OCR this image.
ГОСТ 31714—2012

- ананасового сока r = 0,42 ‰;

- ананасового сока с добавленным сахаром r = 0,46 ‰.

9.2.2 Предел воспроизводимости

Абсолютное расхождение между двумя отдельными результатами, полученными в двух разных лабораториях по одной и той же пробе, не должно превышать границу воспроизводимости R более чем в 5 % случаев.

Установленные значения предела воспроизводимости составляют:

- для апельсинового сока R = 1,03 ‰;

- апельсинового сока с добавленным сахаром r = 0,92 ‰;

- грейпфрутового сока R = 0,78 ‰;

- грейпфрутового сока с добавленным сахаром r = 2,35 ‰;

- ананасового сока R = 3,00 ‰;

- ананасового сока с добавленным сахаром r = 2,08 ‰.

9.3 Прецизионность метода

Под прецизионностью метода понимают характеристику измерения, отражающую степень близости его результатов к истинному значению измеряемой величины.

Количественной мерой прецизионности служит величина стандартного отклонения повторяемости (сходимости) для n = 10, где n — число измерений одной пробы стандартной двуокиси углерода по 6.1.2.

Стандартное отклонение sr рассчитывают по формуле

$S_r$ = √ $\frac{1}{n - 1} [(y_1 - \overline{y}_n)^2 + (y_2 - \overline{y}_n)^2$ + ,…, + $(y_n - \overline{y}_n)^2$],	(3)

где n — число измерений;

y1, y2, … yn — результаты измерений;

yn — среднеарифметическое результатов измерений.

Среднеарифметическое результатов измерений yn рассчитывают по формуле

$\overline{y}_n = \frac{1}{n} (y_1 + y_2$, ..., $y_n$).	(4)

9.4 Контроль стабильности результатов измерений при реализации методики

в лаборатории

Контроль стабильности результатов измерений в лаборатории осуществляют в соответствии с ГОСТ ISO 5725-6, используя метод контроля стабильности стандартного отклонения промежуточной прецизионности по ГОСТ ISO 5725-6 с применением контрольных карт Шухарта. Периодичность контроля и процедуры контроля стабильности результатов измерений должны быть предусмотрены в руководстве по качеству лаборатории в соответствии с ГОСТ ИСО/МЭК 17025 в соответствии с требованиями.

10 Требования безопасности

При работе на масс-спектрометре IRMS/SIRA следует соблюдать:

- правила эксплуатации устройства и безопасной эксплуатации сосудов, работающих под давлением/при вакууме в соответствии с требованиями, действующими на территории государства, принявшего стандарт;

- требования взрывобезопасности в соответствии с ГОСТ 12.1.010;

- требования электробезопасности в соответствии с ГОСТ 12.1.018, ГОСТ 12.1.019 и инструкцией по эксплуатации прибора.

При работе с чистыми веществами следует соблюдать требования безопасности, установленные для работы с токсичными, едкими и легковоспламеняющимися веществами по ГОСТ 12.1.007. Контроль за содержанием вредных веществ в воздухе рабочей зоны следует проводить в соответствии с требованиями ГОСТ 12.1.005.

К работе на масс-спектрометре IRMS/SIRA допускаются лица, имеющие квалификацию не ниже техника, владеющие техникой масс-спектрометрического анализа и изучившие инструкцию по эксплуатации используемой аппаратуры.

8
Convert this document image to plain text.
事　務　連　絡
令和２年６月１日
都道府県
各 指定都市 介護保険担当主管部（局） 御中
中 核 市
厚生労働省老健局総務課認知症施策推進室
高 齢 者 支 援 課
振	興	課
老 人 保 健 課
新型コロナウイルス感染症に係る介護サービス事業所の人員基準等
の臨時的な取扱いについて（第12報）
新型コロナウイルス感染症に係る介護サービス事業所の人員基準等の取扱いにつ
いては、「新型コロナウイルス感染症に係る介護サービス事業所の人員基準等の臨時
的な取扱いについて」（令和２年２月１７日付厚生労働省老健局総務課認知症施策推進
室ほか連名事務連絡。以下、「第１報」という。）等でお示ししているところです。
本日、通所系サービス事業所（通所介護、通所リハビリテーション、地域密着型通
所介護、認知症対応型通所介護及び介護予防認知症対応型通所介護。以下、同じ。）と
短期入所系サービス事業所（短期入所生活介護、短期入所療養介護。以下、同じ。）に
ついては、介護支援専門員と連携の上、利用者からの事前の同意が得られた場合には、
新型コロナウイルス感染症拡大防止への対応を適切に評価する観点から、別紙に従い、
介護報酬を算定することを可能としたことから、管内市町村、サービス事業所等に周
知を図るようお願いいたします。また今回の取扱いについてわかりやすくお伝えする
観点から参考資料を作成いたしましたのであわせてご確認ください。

--

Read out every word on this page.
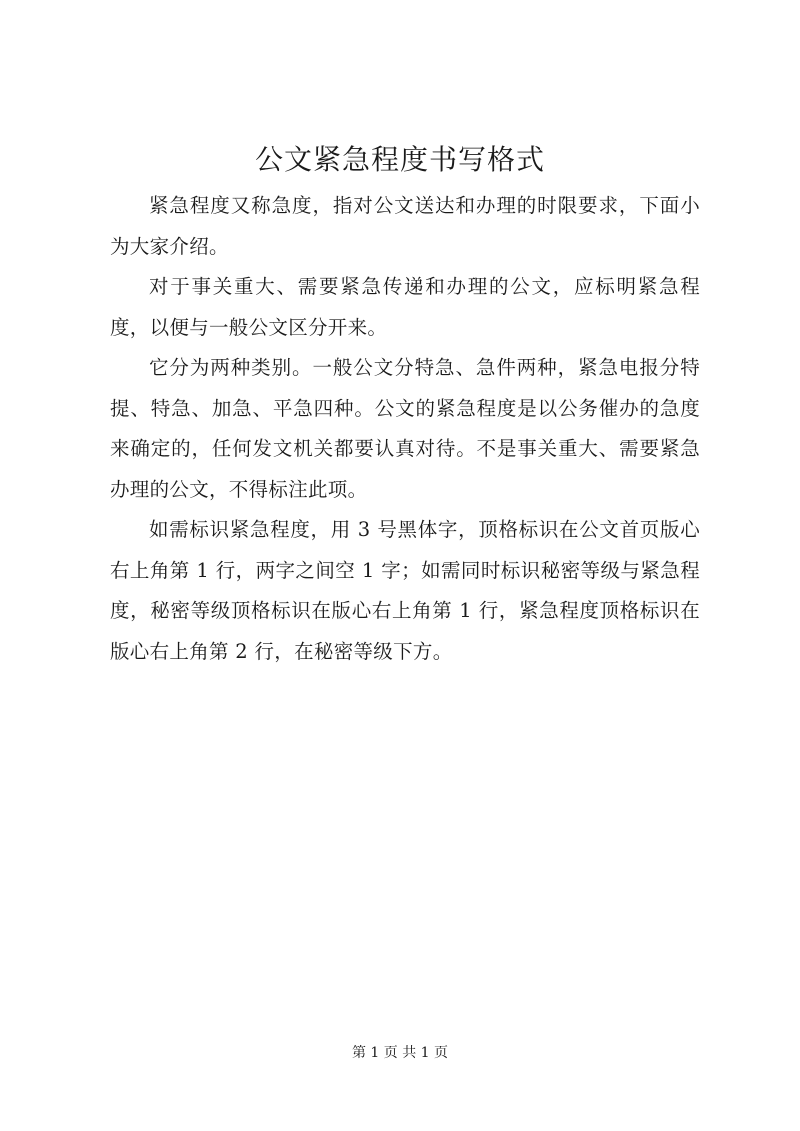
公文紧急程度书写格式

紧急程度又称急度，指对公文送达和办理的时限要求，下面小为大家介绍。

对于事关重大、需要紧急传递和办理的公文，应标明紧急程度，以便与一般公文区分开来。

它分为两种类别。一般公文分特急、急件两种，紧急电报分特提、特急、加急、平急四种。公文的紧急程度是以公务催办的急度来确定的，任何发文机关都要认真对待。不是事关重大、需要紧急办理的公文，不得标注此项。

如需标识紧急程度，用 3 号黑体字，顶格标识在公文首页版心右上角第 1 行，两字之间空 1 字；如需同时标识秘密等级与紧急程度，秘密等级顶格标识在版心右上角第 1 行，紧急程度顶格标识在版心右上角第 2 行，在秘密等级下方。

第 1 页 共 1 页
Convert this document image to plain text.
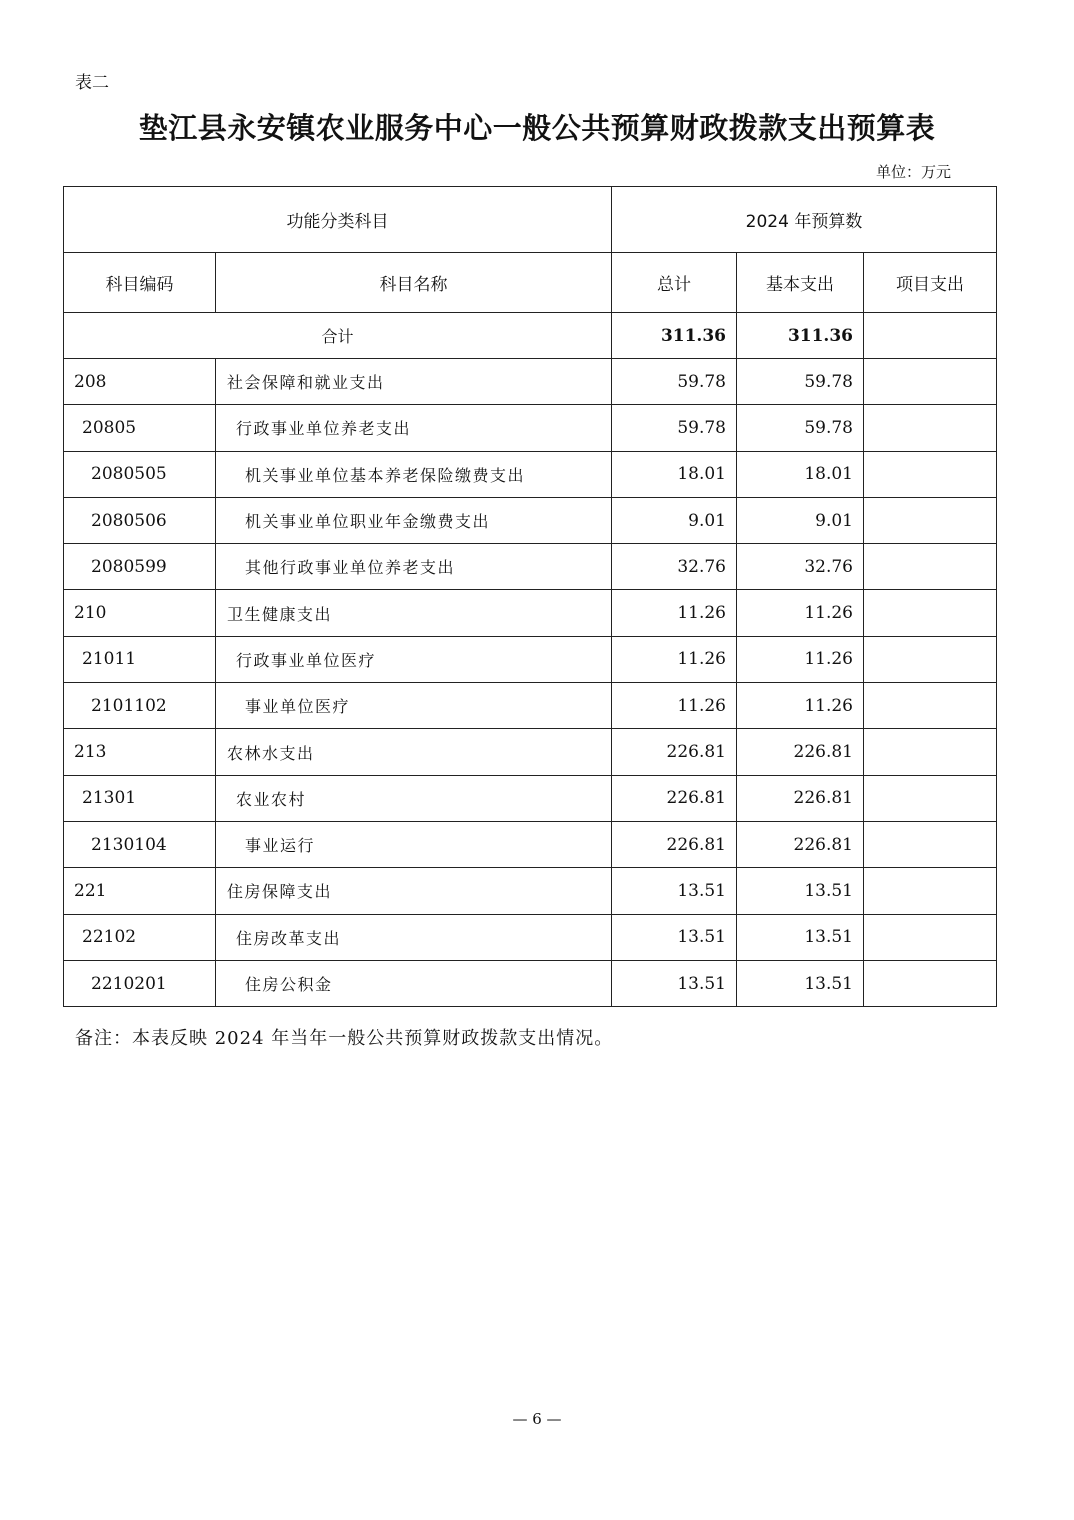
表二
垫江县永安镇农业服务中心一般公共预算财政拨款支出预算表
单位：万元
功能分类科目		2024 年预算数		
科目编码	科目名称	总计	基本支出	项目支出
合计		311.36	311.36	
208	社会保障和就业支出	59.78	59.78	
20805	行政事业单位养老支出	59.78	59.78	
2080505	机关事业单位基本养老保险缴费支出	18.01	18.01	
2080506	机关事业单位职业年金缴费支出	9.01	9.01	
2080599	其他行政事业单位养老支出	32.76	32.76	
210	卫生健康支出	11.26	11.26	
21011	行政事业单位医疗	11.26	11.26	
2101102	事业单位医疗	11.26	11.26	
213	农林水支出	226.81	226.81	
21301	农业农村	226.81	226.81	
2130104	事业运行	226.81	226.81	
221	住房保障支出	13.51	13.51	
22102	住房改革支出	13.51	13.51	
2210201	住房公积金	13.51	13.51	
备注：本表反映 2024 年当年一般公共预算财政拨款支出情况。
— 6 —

--

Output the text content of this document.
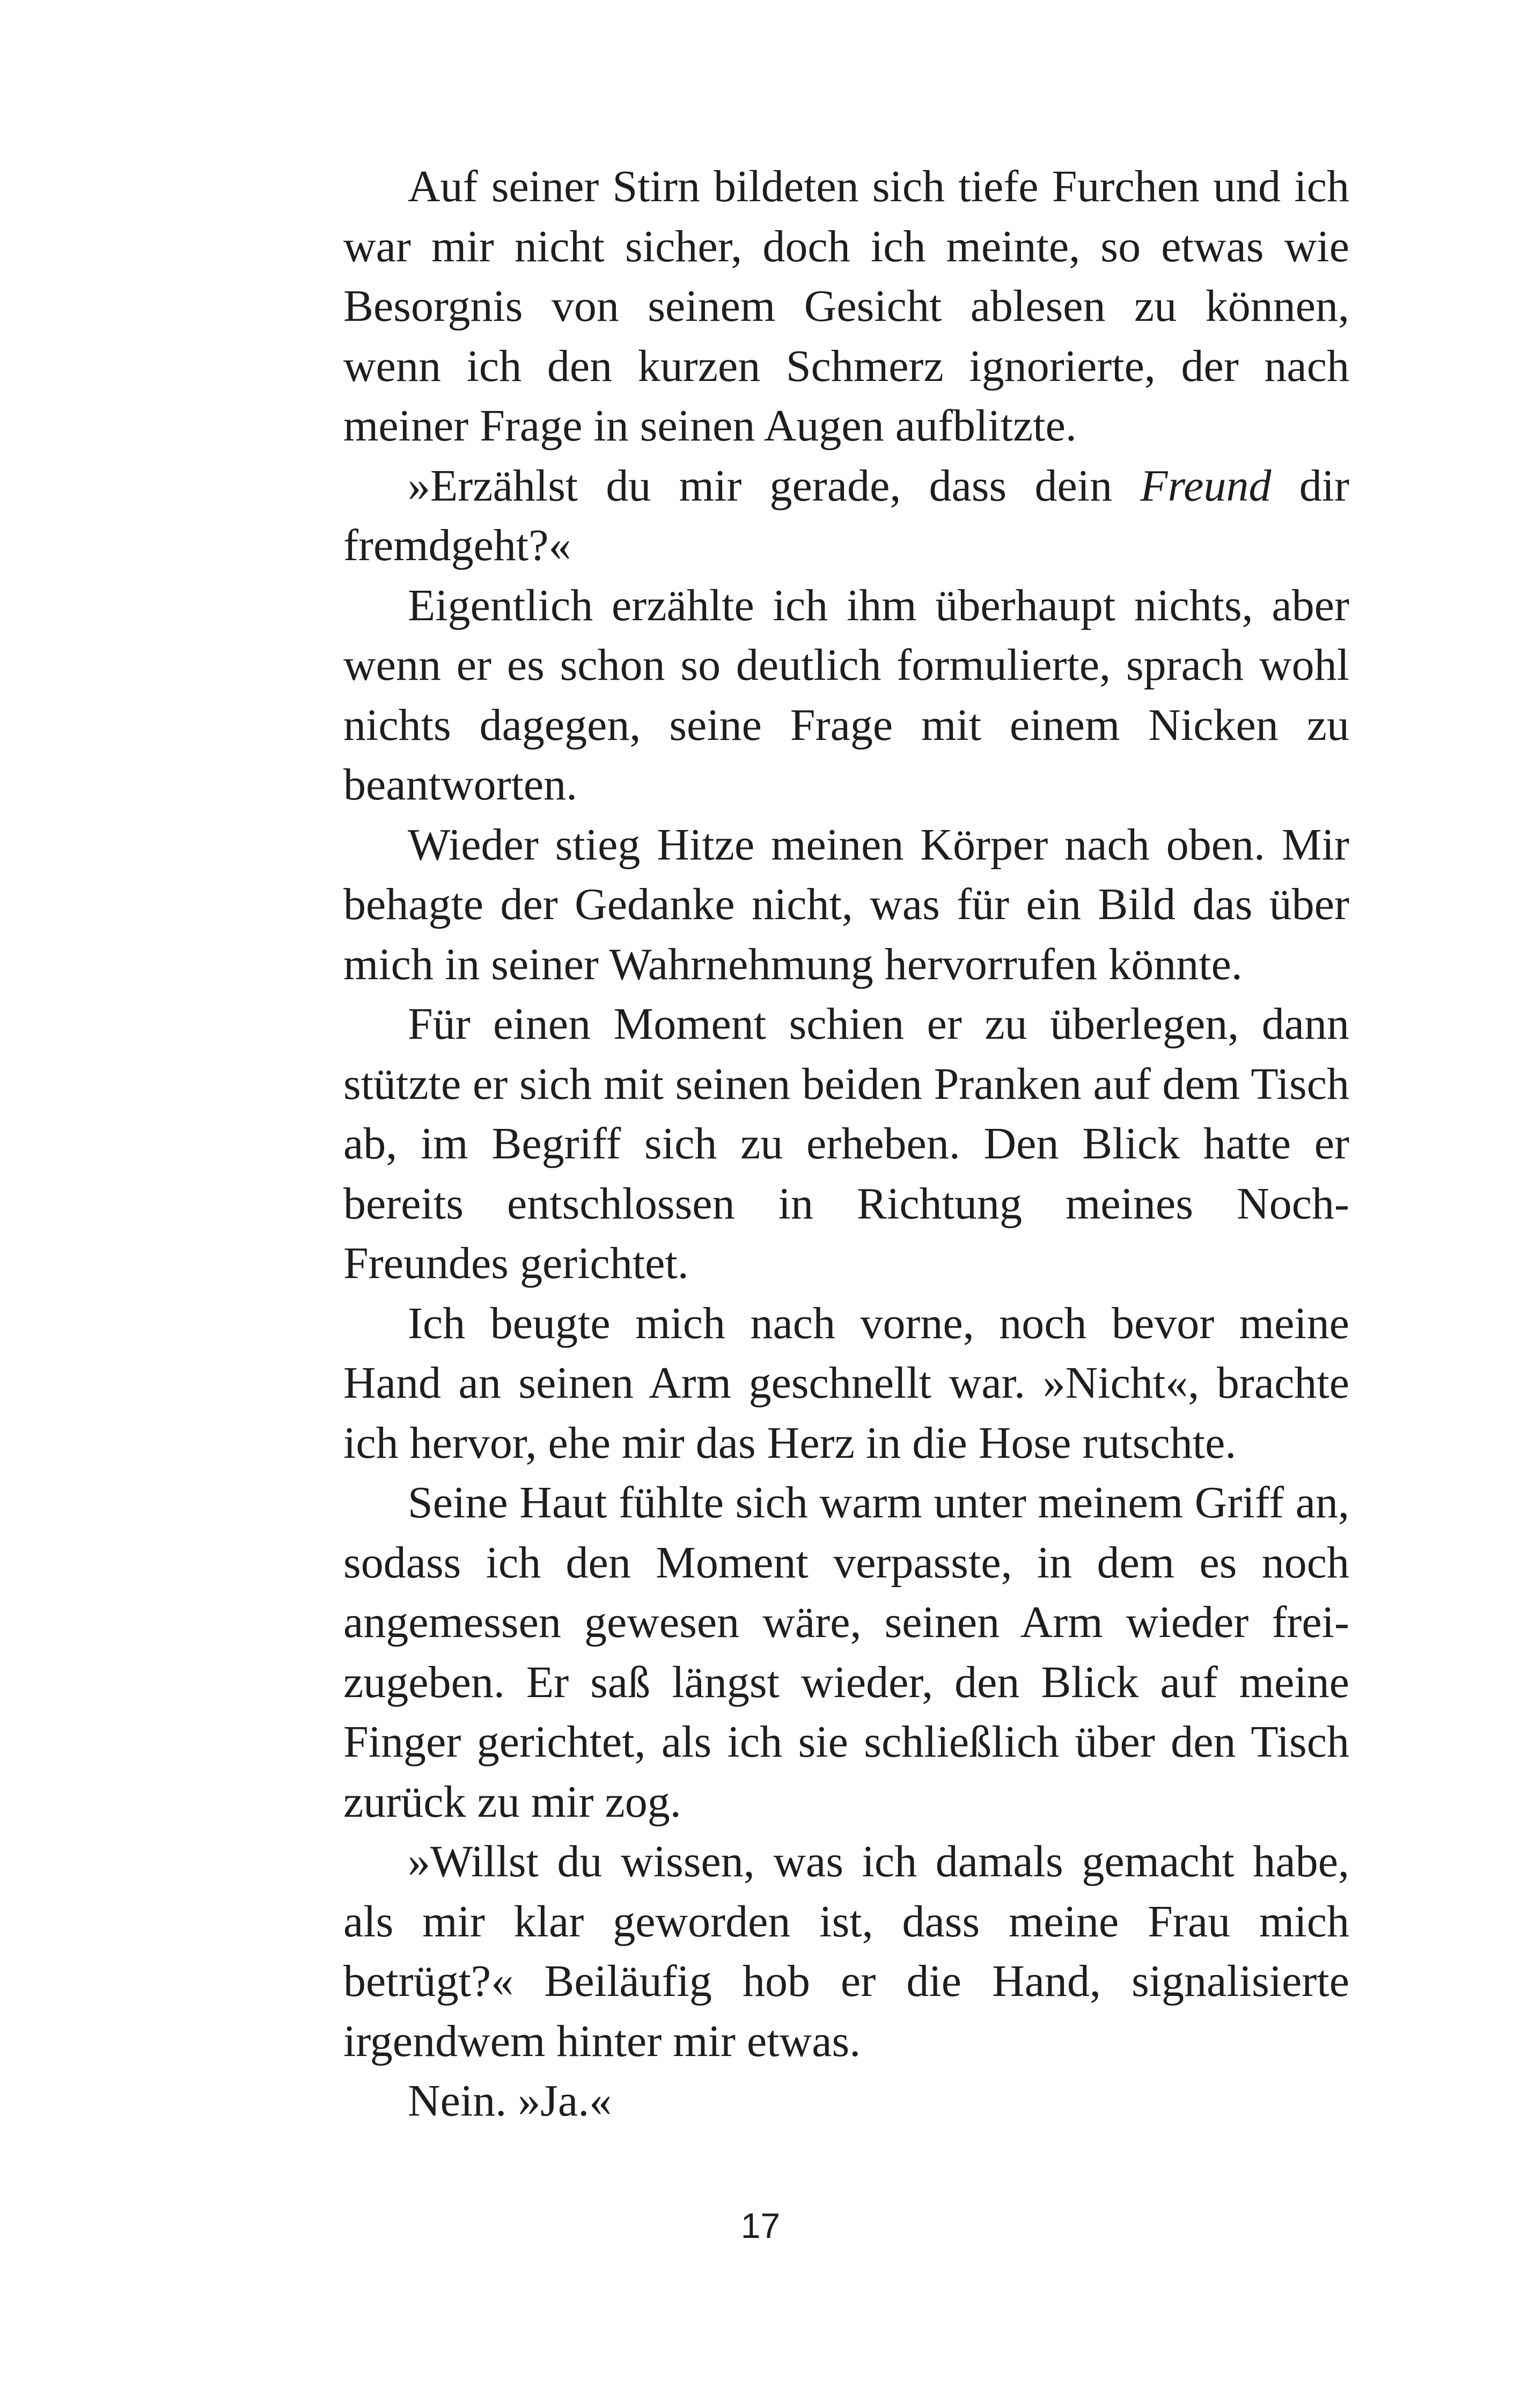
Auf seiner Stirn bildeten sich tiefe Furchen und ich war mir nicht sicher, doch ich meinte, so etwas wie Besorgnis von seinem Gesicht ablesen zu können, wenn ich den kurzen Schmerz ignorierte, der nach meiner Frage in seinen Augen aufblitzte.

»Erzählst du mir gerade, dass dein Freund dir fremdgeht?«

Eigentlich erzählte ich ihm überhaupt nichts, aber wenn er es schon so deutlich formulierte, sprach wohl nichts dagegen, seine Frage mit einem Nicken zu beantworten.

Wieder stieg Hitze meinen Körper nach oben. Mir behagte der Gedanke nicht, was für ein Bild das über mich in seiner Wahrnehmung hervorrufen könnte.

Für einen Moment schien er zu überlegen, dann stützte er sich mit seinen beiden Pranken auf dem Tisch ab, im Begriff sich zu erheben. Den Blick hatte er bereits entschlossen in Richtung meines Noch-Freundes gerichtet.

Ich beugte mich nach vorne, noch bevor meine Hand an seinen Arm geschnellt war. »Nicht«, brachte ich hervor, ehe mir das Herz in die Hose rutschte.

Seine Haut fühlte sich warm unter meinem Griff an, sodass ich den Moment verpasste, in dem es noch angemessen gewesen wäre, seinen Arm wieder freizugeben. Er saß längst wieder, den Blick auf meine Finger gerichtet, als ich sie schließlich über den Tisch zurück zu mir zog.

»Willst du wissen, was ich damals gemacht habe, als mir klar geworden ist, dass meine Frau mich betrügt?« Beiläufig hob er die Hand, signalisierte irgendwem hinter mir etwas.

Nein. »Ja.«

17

Exercise: Only the count is needed: the number of lines in the data that include the word "nach".

Completed task: 3